Em França, as últimas décadas do século XIX foram sobremaneira importantes para o estabelecimento das características gerais e generalizadoras da produção de literatura no restante do Ocidente. A lembrança das escolas literárias de então, pois, é oportuna: simbolismo, parnasianismo, realismo e naturalismo encontram raízes profundas em terras francesas, e deste epicentro difundiram-se e foram absorvidas por outras culturas.
Dessa maneira, o esforço de sopesar a influência de nomes consagrados dos supracitados movimentos (verbi gratia, Charles Baudelaire (1821-1867), simbolista; Gustave Flaubert (1821-1880), realista; e Émile Zola (1840-1902), naturalista) é menor, evidentemente, do que a tarefa de conhecer a importância dos escritores do dia a dia parisiense, imersos na atmosfera dos flâneurs e do decadentismo, que viveram junto aos grandes nomes, entanto não foram agraciados pela memória geral, e ajudaram a edificar um momento cultural destarte efervescente.
Maurice Bouchor, nascido a 16 de novembro de 1855, era tido em alta conta pelos seus pares, e pouco dele – praticamente nada, em verdade – está disponível em português. Seu début, Les Chansons Joyeuses (1874), foi bem recebido pela crítica. A seguir, o poeta lança Poèmes de l’Amour et de la Mer (1876), Faust Moderne (1878), Contes Parisiens (1880), L’Aurore e Symboles (1888). É possível perceber, no decurso da bibliografia e como grandes caracteres de estilo do autor, a mescla de elementos do romantismo tardio, tais como a idealização feminina, o sentimento de spleen, e do simbolismo em sua época áurea, a exemplo da indeterminação descritiva e a superassociação de sentidos, ao que aponta, inclusive, os títulos de suas derradeiras obras, em que tudo caminha ao prevalecimento de certo misticismo.

★ ★ ★

● **Tarefa proposta**: Transcreva fielmente o trecho do texto sobre Maurice Bouchor que começa nas palavras "Maurice Bouchor, nascido" e termina logo após "de certo misticismo.".

● **Itens de dados**:

★ ★ ★

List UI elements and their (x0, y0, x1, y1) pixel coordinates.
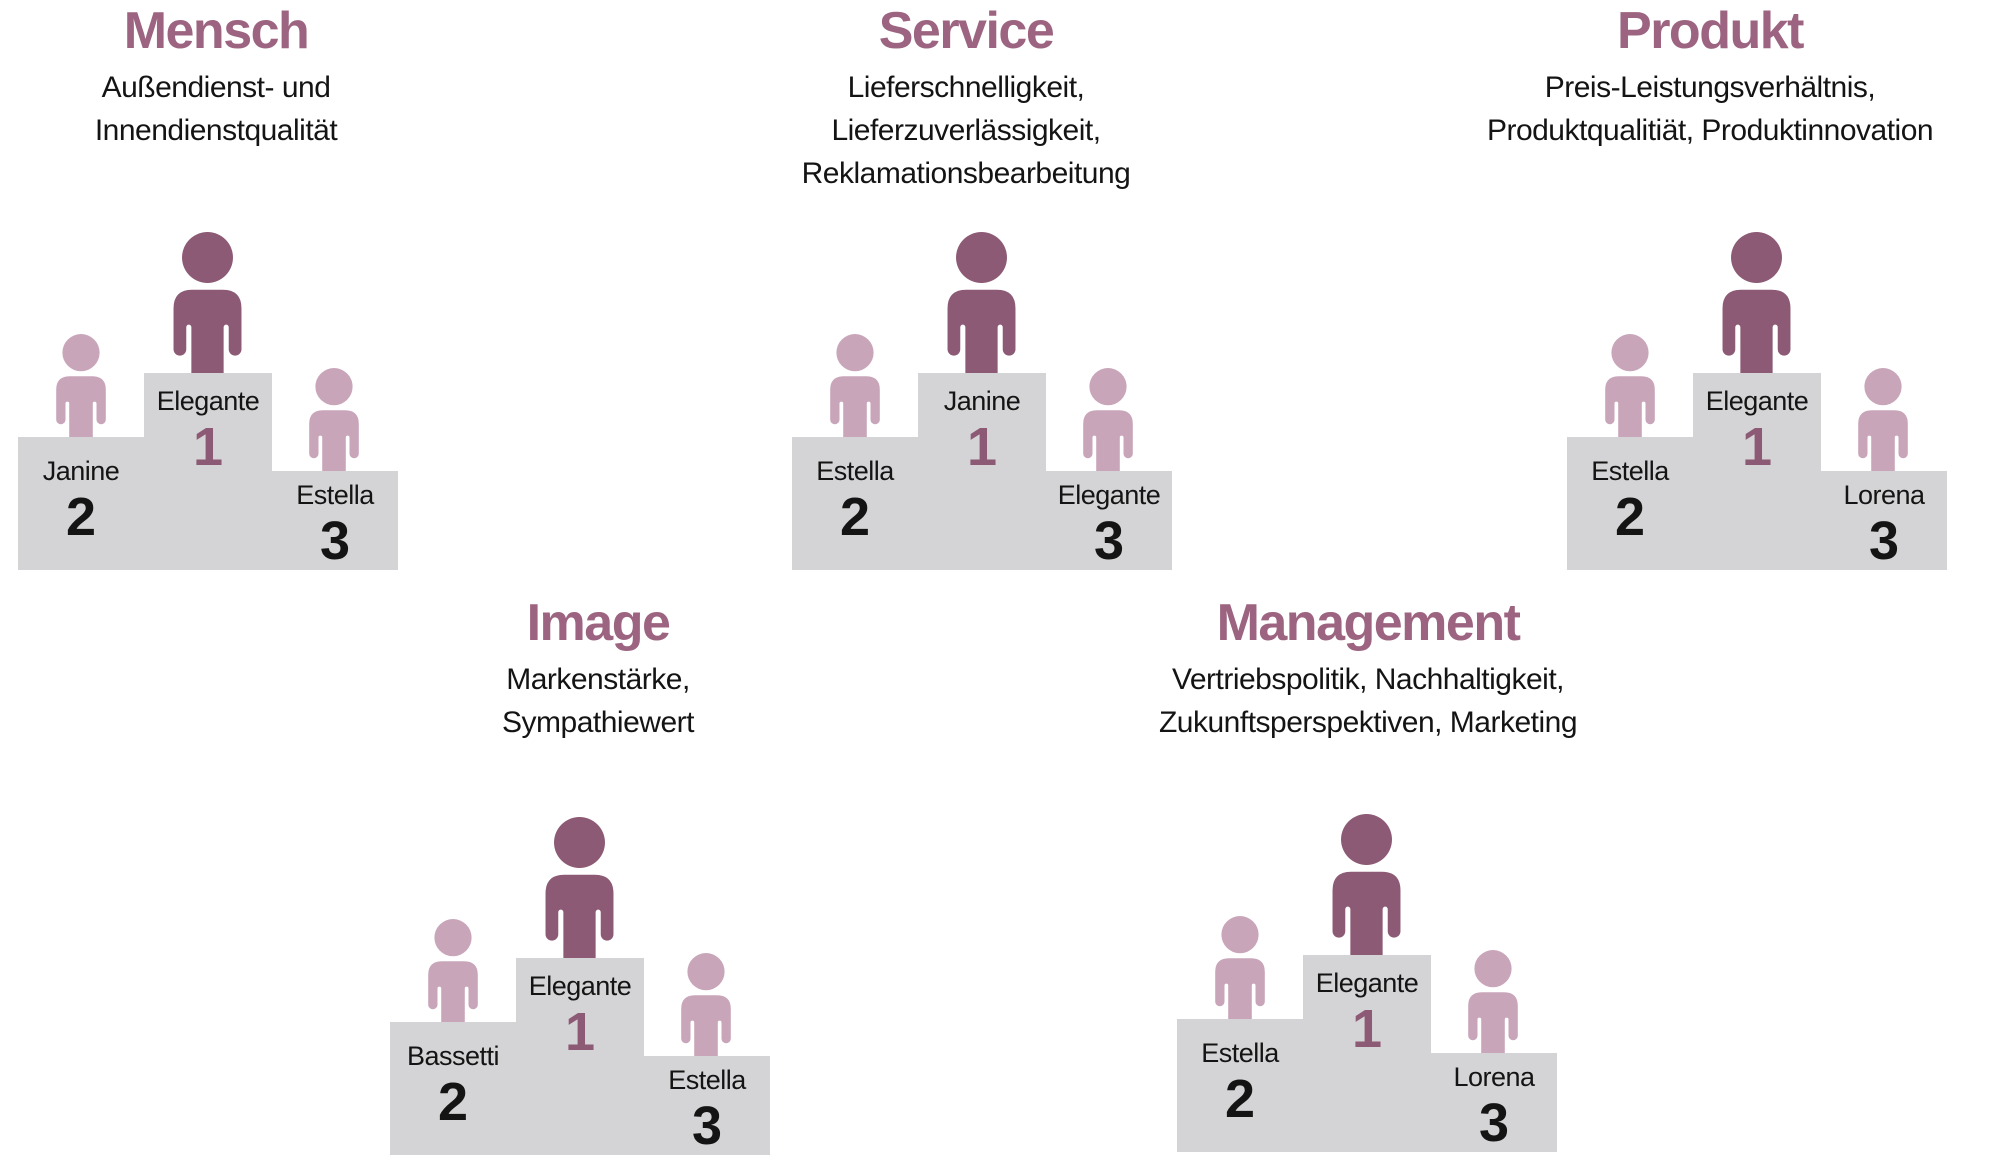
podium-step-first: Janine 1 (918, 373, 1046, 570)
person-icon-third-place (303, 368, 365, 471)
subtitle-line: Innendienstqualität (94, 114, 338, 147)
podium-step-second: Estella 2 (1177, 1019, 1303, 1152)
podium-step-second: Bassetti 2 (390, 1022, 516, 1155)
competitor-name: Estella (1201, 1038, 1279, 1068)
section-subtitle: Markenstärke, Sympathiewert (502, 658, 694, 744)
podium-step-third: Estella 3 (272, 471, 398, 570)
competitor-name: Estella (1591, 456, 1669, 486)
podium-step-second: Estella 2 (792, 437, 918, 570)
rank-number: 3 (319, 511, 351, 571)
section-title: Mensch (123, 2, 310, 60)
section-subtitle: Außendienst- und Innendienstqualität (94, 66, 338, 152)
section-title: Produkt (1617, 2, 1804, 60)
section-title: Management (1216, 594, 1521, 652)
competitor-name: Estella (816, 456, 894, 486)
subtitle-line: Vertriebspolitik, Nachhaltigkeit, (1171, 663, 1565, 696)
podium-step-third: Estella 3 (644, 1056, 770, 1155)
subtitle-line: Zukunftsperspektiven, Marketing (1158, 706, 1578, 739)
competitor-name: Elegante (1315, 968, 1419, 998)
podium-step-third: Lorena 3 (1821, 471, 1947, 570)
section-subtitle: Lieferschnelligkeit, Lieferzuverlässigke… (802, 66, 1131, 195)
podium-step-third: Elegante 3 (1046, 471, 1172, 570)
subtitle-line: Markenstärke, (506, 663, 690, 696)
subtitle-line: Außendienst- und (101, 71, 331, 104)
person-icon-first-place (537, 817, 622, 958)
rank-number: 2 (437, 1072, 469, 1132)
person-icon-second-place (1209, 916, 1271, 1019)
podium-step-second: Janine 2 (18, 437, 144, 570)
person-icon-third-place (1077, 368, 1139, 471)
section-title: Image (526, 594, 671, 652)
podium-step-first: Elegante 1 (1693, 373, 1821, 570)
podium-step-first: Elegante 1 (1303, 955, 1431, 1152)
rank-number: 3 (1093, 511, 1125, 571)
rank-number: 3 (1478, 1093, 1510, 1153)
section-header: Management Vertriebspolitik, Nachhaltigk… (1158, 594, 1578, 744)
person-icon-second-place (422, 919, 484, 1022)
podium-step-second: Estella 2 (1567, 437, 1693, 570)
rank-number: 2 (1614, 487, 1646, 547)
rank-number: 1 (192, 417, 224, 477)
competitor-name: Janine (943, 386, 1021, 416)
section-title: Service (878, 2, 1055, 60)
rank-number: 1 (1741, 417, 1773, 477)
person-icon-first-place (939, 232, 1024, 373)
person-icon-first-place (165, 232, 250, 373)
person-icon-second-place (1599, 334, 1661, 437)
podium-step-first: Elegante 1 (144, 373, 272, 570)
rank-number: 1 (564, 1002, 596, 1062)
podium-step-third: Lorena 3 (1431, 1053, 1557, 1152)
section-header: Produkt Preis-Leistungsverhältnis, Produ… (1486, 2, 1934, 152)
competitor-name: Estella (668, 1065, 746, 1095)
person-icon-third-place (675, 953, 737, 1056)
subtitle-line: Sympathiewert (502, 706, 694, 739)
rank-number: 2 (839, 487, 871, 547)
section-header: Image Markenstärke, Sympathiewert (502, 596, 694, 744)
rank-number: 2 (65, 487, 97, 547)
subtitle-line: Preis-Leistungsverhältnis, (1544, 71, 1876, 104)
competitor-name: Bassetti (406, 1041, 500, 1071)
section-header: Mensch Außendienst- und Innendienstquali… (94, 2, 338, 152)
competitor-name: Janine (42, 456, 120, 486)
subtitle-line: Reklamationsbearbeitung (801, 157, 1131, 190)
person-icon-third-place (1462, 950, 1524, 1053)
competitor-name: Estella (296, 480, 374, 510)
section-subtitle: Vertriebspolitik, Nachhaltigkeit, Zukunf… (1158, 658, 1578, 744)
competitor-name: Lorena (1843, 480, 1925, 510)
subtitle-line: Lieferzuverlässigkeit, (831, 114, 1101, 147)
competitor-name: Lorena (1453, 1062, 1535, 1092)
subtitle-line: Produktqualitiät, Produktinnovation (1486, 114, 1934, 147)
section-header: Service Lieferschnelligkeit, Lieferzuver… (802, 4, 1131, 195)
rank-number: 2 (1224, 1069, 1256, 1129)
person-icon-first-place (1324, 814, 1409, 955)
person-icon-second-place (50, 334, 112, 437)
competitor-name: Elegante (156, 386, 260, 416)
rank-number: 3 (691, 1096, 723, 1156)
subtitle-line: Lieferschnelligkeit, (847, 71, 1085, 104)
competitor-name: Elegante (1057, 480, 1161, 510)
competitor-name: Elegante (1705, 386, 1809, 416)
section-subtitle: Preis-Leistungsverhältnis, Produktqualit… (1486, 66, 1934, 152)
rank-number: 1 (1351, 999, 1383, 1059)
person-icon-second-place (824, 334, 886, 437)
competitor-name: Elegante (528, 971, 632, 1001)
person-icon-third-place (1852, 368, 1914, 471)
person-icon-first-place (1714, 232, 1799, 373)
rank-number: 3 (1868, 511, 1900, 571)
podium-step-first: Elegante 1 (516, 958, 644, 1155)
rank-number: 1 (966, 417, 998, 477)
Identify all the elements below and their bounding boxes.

★ ★ ★

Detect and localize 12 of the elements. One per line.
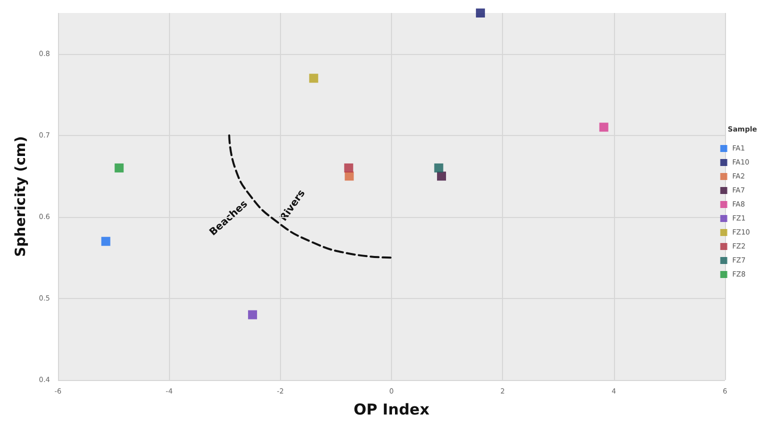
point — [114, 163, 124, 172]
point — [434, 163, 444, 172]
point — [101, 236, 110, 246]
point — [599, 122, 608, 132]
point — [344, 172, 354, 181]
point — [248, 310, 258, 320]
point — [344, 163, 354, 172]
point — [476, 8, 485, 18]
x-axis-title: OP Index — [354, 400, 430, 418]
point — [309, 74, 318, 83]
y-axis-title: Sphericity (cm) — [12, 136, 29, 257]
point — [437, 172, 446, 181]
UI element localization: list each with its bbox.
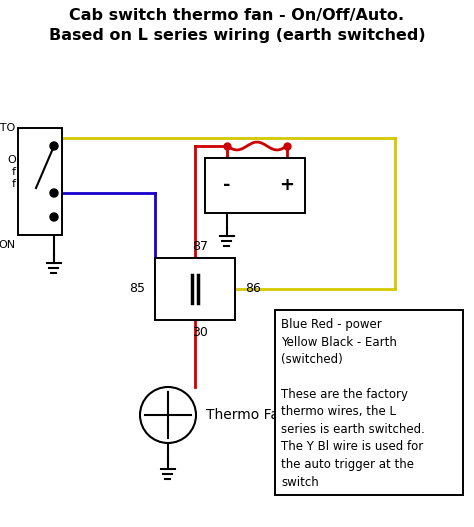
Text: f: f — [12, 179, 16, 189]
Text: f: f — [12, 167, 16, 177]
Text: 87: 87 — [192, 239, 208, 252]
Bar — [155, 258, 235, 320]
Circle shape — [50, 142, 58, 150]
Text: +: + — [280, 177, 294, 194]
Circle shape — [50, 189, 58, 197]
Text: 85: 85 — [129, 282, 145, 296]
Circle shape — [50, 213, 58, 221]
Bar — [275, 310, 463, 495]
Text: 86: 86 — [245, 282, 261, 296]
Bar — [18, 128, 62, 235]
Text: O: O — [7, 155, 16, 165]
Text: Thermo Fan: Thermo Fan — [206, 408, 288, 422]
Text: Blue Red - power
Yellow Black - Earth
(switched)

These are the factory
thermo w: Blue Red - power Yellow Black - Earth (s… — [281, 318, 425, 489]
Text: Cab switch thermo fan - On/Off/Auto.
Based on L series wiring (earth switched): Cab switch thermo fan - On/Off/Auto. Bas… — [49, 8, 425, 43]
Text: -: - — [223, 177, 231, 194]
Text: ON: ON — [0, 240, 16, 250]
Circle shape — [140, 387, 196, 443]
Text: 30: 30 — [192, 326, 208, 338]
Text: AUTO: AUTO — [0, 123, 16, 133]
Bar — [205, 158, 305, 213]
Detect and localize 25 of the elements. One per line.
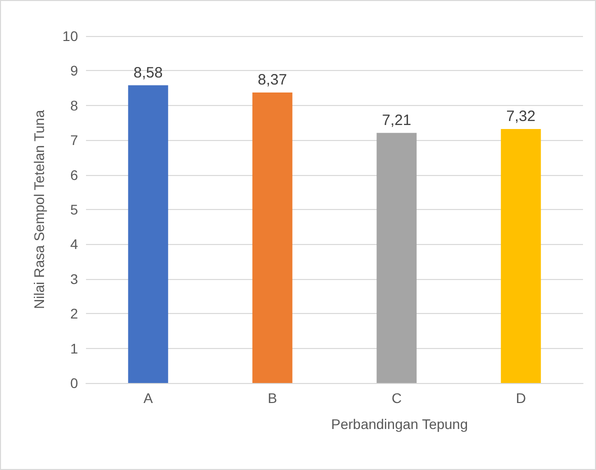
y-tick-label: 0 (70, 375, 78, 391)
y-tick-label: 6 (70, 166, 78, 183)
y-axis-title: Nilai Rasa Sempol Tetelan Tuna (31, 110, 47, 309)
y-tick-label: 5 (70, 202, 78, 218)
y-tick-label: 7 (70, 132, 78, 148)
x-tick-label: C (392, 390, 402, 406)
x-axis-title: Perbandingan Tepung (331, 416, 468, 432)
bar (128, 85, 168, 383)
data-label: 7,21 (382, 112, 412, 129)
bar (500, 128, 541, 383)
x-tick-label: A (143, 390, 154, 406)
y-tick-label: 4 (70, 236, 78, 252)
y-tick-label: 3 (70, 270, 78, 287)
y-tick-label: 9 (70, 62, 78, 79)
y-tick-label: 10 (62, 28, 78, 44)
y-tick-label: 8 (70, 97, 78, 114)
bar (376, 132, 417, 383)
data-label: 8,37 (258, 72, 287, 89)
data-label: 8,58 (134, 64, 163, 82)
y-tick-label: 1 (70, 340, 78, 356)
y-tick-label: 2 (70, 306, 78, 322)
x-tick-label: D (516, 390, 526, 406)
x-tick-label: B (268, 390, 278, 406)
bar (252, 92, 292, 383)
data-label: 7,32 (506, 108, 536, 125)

★ ★ ★

● **Resolução**:
Maurice Bouchor, nascido a 16 de novembro de 1855, era tido em alta conta pelos seus pares, e pouco dele – praticamente nada, em verdade – está disponível em português. Seu début, Les Chansons Joyeuses (1874), foi bem recebido pela crítica. A seguir, o poeta lança Poèmes de l’Amour et de la Mer (1876), Faust Moderne (1878), Contes Parisiens (1880), L’Aurore e Symboles (1888). É possível perceber, no decurso da bibliografia e como grandes caracteres de estilo do autor, a mescla de elementos do romantismo tardio, tais como a idealização feminina, o sentimento de spleen, e do simbolismo em sua época áurea, a exemplo da indeterminação descritiva e a superassociação de sentidos, ao que aponta, inclusive, os títulos de suas derradeiras obras, em que tudo caminha ao prevalecimento de certo misticismo.